--- Data shown ---
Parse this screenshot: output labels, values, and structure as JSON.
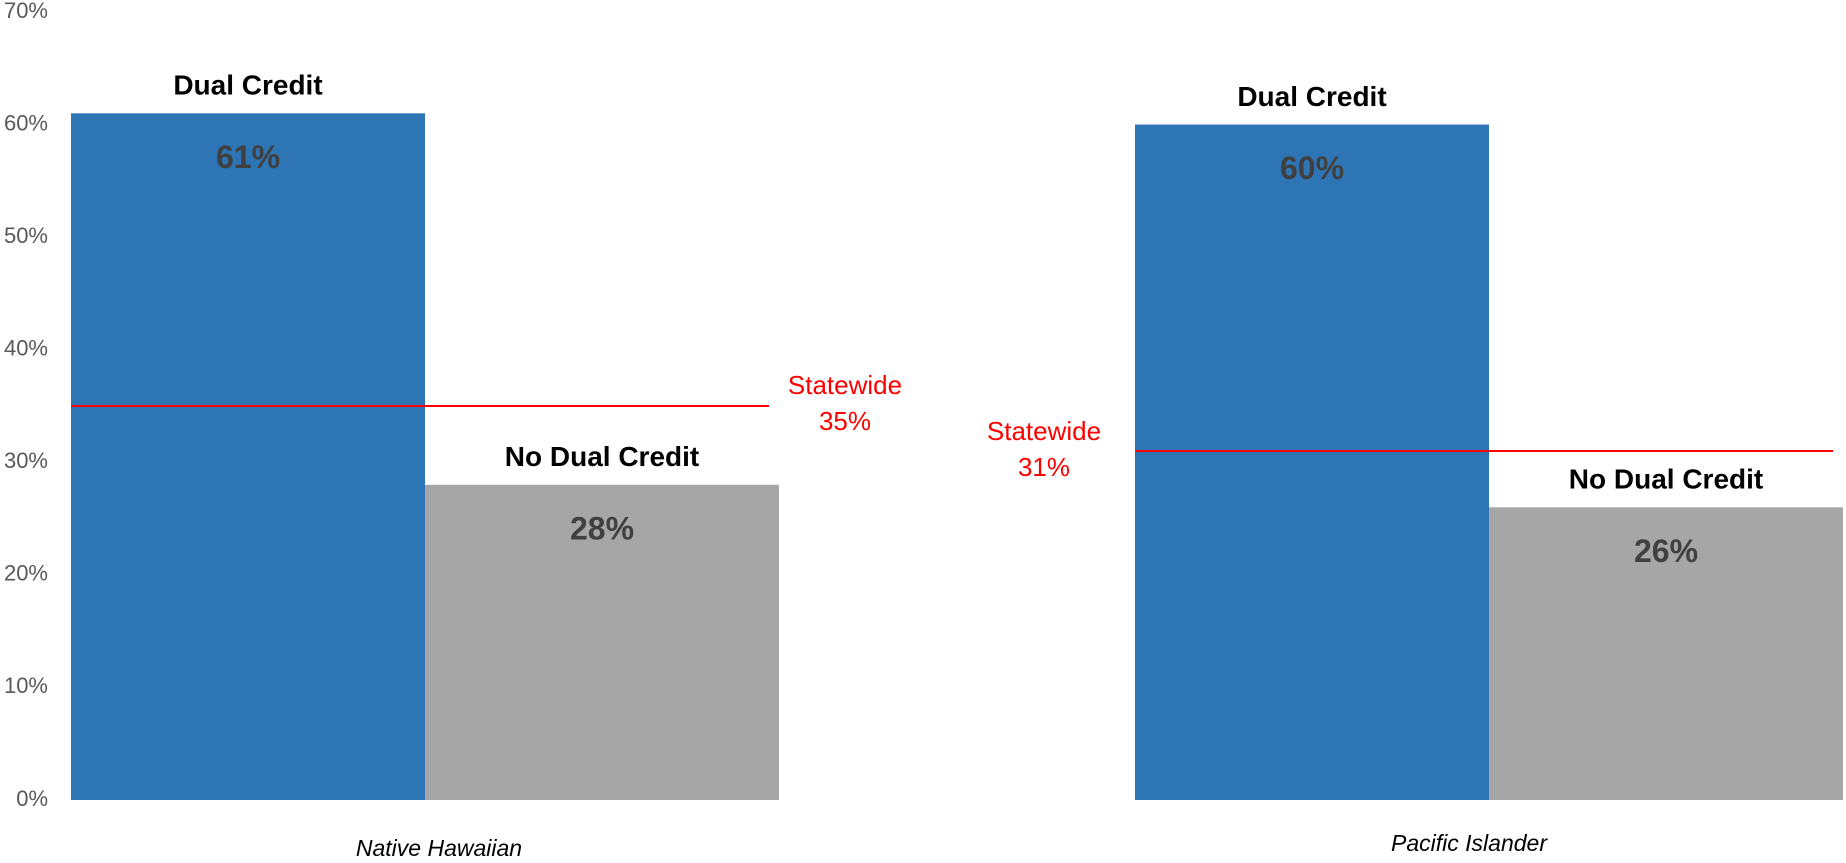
{
  "chart_data": {
    "type": "bar",
    "categories": [
      "Native Hawaiian",
      "Pacific Islander"
    ],
    "series": [
      {
        "name": "Dual Credit",
        "color": "#2e75b6",
        "values": [
          61,
          60
        ],
        "value_labels": [
          "61%",
          "60%"
        ]
      },
      {
        "name": "No Dual Credit",
        "color": "#a6a6a6",
        "values": [
          28,
          26
        ],
        "value_labels": [
          "28%",
          "26%"
        ]
      }
    ],
    "reference_lines": {
      "label": "Statewide",
      "color": "#ff0000",
      "values": [
        35,
        31
      ],
      "value_labels": [
        "35%",
        "31%"
      ]
    },
    "ylim": [
      0,
      70
    ],
    "yticks": [
      {
        "value": 0,
        "label": "0%"
      },
      {
        "value": 10,
        "label": "10%"
      },
      {
        "value": 20,
        "label": "20%"
      },
      {
        "value": 30,
        "label": "30%"
      },
      {
        "value": 40,
        "label": "40%"
      },
      {
        "value": 50,
        "label": "50%"
      },
      {
        "value": 60,
        "label": "60%"
      },
      {
        "value": 70,
        "label": "70%"
      }
    ]
  }
}
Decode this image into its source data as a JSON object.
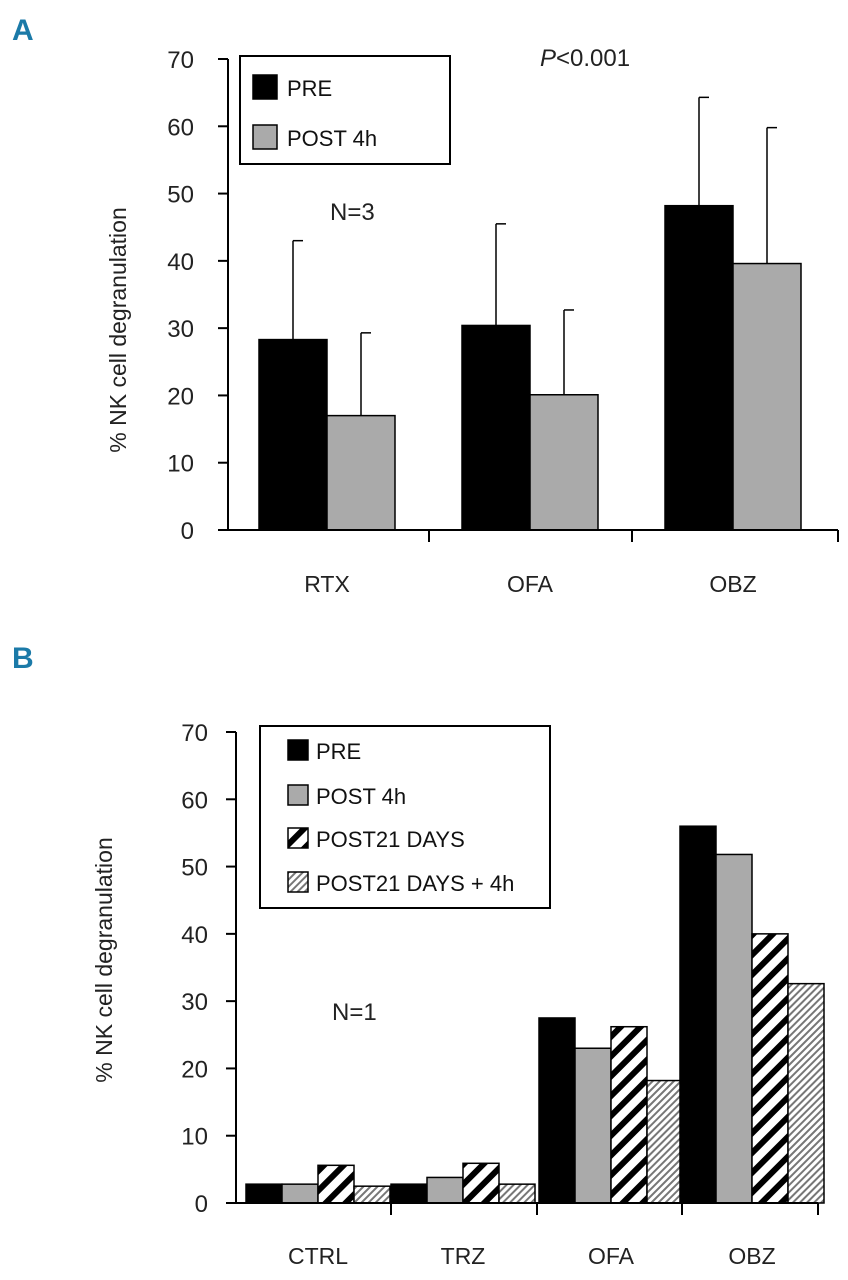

--- Work required ---
Leaving aside the images, write out the entries above word for word.

--- Exercise solution ---
Parse this screenshot: output labels, values, and structure as JSON.
{
  "chart_data": {
    "type": "bar",
    "categories": [
      "Native Hawaiian",
      "Pacific Islander"
    ],
    "series": [
      {
        "name": "Dual Credit",
        "color": "#2e75b6",
        "values": [
          61,
          60
        ],
        "value_labels": [
          "61%",
          "60%"
        ]
      },
      {
        "name": "No Dual Credit",
        "color": "#a6a6a6",
        "values": [
          28,
          26
        ],
        "value_labels": [
          "28%",
          "26%"
        ]
      }
    ],
    "reference_lines": {
      "label": "Statewide",
      "color": "#ff0000",
      "values": [
        35,
        31
      ],
      "value_labels": [
        "35%",
        "31%"
      ]
    },
    "ylim": [
      0,
      70
    ],
    "yticks": [
      {
        "value": 0,
        "label": "0%"
      },
      {
        "value": 10,
        "label": "10%"
      },
      {
        "value": 20,
        "label": "20%"
      },
      {
        "value": 30,
        "label": "30%"
      },
      {
        "value": 40,
        "label": "40%"
      },
      {
        "value": 50,
        "label": "50%"
      },
      {
        "value": 60,
        "label": "60%"
      },
      {
        "value": 70,
        "label": "70%"
      }
    ]
  }
}
Decode this image into its source data as a JSON object.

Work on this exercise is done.